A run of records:
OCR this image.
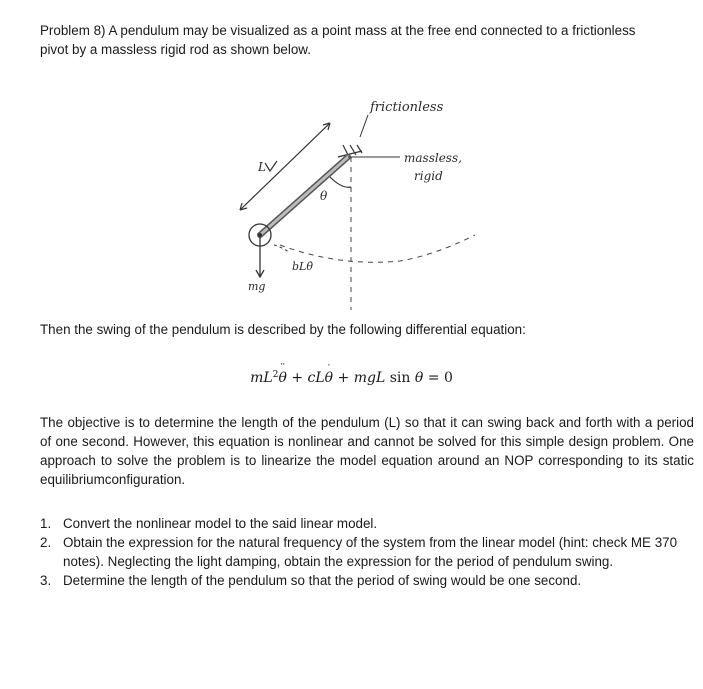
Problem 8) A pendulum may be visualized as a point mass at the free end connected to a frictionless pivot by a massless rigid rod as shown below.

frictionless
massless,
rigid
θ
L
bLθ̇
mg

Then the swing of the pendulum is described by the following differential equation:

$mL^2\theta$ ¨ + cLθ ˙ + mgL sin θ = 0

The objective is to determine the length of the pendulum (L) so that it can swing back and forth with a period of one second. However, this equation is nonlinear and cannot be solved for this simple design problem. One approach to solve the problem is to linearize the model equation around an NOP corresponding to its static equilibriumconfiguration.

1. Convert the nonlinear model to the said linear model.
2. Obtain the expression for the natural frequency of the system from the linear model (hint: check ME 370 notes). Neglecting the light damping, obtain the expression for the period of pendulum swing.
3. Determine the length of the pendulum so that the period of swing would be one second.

AIM: Of the lines above, how many contain the string "equation"? Only the number is required.

TASK SOLUTION: 2